### Task prompt
Search the data for the string "after" and extract every line where it appears.

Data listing
-=-=-=-=-

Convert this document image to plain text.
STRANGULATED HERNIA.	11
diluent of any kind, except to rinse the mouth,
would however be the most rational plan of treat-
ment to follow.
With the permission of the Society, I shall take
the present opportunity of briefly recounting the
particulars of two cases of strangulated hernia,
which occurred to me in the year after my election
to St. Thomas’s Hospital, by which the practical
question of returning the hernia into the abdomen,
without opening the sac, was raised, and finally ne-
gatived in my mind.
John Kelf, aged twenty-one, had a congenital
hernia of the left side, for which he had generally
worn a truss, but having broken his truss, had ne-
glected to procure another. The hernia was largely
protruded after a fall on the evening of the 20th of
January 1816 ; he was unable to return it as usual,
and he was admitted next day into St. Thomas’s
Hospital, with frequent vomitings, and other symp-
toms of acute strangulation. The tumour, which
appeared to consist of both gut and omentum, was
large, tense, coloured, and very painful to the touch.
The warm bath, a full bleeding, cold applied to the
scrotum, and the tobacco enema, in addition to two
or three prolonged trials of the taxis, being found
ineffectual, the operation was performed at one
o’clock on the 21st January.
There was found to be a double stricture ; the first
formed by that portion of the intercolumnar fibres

-=-=-=-=-

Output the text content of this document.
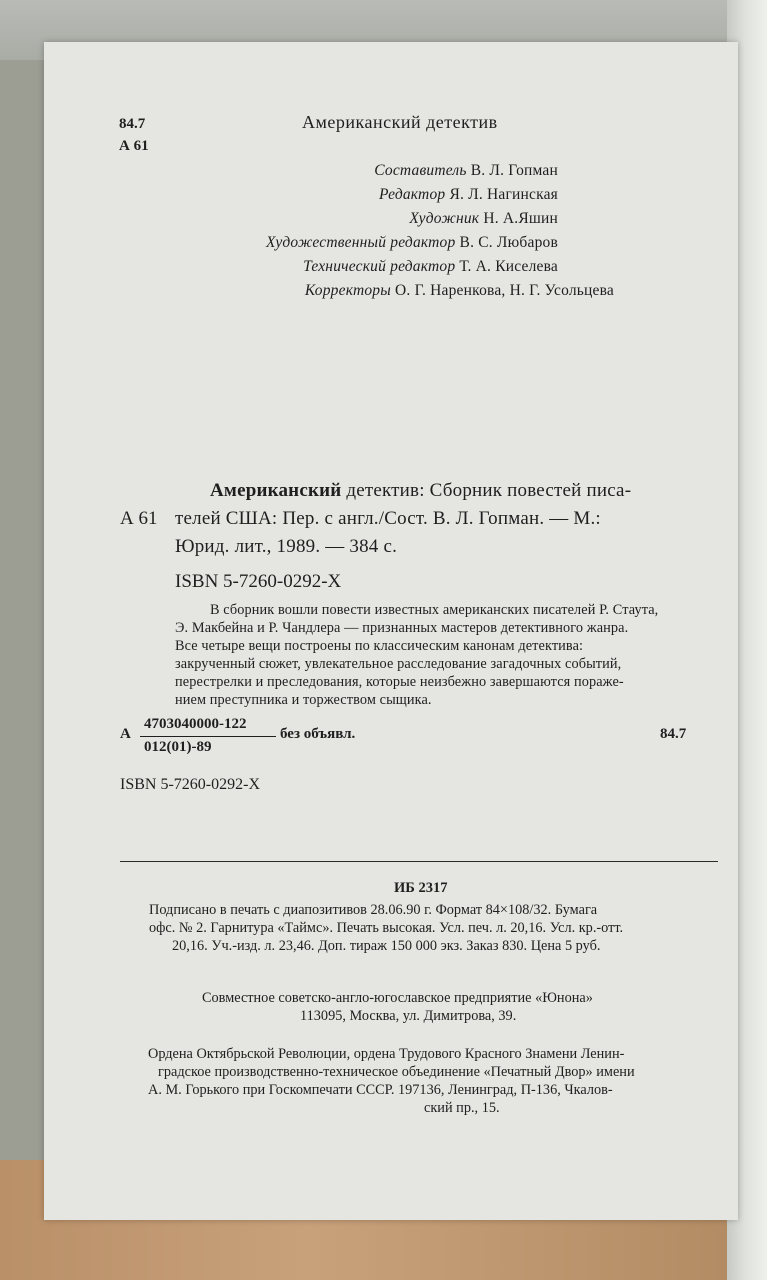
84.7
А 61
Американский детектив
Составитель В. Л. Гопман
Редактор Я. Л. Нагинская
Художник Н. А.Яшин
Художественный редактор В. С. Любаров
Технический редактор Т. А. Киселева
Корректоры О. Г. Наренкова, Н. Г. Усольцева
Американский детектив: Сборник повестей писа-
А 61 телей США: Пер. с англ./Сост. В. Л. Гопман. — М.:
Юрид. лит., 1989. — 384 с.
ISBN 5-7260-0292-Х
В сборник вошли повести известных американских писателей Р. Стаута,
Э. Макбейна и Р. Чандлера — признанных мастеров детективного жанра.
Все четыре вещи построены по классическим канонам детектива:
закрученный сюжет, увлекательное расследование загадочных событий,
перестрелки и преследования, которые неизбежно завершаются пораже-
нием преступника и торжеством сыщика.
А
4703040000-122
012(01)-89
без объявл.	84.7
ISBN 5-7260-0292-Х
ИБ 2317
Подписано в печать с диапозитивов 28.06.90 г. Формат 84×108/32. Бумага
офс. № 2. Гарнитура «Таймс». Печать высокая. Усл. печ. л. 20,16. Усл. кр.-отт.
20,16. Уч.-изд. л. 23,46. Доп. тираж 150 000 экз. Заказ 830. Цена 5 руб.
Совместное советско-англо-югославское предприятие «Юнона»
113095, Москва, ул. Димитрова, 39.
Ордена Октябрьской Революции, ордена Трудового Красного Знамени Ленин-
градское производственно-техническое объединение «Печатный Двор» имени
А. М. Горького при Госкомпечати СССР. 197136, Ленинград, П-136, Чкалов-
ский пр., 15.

-=-=-=-=-

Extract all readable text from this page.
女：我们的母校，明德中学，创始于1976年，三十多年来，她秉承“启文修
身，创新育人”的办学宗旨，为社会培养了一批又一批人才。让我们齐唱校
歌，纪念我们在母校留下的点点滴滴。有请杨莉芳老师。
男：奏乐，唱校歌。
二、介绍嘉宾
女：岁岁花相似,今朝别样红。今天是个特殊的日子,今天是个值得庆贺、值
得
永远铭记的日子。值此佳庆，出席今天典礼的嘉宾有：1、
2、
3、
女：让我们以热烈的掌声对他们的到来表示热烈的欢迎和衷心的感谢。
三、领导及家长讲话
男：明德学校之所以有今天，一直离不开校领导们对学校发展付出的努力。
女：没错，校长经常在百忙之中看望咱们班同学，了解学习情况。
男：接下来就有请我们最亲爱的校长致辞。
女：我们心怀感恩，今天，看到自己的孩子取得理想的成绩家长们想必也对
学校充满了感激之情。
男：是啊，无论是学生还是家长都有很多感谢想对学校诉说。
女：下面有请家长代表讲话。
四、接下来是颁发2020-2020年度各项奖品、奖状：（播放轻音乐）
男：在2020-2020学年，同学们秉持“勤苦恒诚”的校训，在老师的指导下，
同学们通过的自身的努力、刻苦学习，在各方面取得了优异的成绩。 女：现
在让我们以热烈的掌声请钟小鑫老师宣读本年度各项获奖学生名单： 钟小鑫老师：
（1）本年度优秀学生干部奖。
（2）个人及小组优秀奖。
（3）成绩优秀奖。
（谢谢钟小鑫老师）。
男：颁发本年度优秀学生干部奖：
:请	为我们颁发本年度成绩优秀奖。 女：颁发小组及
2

-=-=-=-=-

### The result
which occurred to me in the year after my election
protruded after a fall on the evening of the 20th of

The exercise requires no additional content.